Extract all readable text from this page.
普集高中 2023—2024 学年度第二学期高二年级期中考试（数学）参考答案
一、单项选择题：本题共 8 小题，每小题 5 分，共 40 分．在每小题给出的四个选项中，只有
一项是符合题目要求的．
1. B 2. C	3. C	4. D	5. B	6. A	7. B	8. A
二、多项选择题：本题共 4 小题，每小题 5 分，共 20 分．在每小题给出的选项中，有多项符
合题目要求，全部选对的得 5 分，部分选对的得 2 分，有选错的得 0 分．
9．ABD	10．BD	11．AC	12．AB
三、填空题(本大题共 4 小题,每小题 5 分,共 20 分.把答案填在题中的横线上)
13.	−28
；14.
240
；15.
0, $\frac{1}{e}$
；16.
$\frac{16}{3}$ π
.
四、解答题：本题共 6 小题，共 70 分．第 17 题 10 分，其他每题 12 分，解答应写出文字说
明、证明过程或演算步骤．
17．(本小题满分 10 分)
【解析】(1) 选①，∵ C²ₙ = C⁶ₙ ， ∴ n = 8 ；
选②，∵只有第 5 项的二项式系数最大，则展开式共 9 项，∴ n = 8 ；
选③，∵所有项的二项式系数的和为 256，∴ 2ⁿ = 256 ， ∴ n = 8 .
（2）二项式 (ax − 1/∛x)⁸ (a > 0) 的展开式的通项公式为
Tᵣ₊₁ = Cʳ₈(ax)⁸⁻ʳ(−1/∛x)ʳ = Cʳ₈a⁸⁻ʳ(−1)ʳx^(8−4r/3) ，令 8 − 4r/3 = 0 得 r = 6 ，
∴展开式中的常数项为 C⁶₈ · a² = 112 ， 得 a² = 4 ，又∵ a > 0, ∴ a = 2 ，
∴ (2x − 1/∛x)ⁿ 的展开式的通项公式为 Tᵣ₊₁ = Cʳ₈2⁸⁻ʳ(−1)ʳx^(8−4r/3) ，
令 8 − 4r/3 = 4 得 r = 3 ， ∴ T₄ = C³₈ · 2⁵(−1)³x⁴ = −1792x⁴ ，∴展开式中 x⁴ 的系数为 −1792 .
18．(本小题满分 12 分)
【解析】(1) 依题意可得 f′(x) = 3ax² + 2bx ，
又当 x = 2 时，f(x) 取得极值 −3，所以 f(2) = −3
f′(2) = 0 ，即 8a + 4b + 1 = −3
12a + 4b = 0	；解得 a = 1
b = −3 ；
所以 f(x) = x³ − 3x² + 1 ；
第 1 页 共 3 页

..........

- _Problem_
Show the lines of the material that contain the word "的展开式的通项公式为".

- _The reply_
（2）二项式 (ax − 1/∛x)⁸ (a > 0) 的展开式的通项公式为
∴ (2x − 1/∛x)ⁿ 的展开式的通项公式为 Tᵣ₊₁ = Cʳ₈2⁸⁻ʳ(−1)ʳx^(8−4r/3) ，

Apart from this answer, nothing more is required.